Copy out each line exactly as it appears.

(Dataset entries)
____
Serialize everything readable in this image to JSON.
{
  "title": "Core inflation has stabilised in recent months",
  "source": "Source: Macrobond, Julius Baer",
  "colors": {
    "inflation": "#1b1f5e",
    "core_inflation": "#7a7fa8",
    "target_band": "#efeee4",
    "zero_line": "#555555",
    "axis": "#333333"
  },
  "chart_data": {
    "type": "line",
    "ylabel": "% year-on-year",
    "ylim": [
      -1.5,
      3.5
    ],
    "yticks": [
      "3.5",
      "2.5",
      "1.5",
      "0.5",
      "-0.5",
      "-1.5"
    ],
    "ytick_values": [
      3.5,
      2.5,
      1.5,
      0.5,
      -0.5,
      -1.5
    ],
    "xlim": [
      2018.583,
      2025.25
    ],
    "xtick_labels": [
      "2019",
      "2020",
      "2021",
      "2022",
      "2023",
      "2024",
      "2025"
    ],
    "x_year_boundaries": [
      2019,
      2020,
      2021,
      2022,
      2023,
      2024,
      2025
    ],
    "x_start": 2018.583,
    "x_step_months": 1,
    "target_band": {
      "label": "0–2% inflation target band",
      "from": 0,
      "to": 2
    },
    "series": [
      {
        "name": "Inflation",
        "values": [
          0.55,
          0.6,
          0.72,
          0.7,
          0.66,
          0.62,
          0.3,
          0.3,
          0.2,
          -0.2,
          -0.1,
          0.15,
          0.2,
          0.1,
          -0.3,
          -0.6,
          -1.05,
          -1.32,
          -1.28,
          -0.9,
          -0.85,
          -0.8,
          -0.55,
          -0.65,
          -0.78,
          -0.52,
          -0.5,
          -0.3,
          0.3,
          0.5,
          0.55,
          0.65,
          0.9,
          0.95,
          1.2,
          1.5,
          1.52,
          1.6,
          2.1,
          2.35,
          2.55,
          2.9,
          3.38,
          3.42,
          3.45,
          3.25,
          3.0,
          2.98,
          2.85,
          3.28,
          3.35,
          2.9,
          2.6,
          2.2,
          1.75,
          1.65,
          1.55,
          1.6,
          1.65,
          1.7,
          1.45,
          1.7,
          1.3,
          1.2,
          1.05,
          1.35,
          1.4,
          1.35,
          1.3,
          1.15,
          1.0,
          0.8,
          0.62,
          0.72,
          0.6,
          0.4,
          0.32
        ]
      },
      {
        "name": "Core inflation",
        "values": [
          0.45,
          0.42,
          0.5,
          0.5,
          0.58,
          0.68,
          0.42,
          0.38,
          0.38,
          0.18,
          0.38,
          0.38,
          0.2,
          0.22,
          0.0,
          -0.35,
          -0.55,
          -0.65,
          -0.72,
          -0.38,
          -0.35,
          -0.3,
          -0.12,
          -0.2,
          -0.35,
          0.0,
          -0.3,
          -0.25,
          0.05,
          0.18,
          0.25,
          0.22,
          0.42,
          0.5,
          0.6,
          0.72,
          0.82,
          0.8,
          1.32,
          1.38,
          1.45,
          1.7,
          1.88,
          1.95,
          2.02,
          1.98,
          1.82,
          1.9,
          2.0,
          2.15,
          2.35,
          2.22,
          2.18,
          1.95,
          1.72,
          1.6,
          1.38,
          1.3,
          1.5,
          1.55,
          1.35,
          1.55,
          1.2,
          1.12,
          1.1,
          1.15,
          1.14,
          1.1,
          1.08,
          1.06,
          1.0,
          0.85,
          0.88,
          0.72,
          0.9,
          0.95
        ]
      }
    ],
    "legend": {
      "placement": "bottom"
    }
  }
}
____
Reply:
Serialize everything readable in this image to JSON.
{
  "title": "Core inflation has stabilised in recent months",
  "source": "Source: Macrobond, Julius Baer",
  "colors": {
    "inflation": "#1b1f5e",
    "core_inflation": "#7a7fa8",
    "target_band": "#efeee4",
    "zero_line": "#555555",
    "axis": "#333333"
  },
  "chart_data": {
    "type": "line",
    "ylabel": "% year-on-year",
    "ylim": [
      -1.5,
      3.5
    ],
    "yticks": [
      "3.5",
      "2.5",
      "1.5",
      "0.5",
      "-0.5",
      "-1.5"
    ],
    "ytick_values": [
      3.5,
      2.5,
      1.5,
      0.5,
      -0.5,
      -1.5
    ],
    "xlim": [
      2018.583,
      2025.25
    ],
    "xtick_labels": [
      "2019",
      "2020",
      "2021",
      "2022",
      "2023",
      "2024",
      "2025"
    ],
    "x_year_boundaries": [
      2019,
      2020,
      2021,
      2022,
      2023,
      2024,
      2025
    ],
    "x_start": 2018.583,
    "x_step_months": 1,
    "target_band": {
      "label": "0–2% inflation target band",
      "from": 0,
      "to": 2
    },
    "series": [
      {
        "name": "Inflation",
        "values": [
          0.55,
          0.6,
          0.72,
          0.7,
          0.66,
          0.62,
          0.3,
          0.3,
          0.2,
          -0.2,
          -0.1,
          0.15,
          0.2,
          0.1,
          -0.3,
          -0.6,
          -1.05,
          -1.32,
          -1.28,
          -0.9,
          -0.85,
          -0.8,
          -0.55,
          -0.65,
          -0.78,
          -0.52,
          -0.5,
          -0.3,
          0.3,
          0.5,
          0.55,
          0.65,
          0.9,
          0.95,
          1.2,
          1.5,
          1.52,
          1.6,
          2.1,
          2.35,
          2.55,
          2.9,
          3.38,
          3.42,
          3.45,
          3.25,
          3.0,
          2.98,
          2.85,
          3.28,
          3.35,
          2.9,
          2.6,
          2.2,
          1.75,
          1.65,
          1.55,
          1.6,
          1.65,
          1.7,
          1.45,
          1.7,
          1.3,
          1.2,
          1.05,
          1.35,
          1.4,
          1.35,
          1.3,
          1.15,
          1.0,
          0.8,
          0.62,
          0.72,
          0.6,
          0.4,
          0.32
        ]
      },
      {
        "name": "Core inflation",
        "values": [
          0.45,
          0.42,
          0.5,
          0.5,
          0.58,
          0.68,
          0.42,
          0.38,
          0.38,
          0.18,
          0.38,
          0.38,
          0.2,
          0.22,
          0.0,
          -0.35,
          -0.55,
          -0.65,
          -0.72,
          -0.38,
          -0.35,
          -0.3,
          -0.12,
          -0.2,
          -0.35,
          0.0,
          -0.3,
          -0.25,
          0.05,
          0.18,
          0.25,
          0.22,
          0.42,
          0.5,
          0.6,
          0.72,
          0.82,
          0.8,
          1.32,
          1.38,
          1.45,
          1.7,
          1.88,
          1.95,
          2.02,
          1.98,
          1.82,
          1.9,
          2.0,
          2.15,
          2.35,
          2.22,
          2.18,
          1.95,
          1.72,
          1.6,
          1.38,
          1.3,
          1.5,
          1.55,
          1.35,
          1.55,
          1.2,
          1.12,
          1.1,
          1.15,
          1.14,
          1.1,
          1.08,
          1.06,
          1.0,
          0.85,
          0.88,
          0.72,
          0.9,
          0.95
        ]
      }
    ],
    "legend": {
      "placement": "bottom"
    }
  }
}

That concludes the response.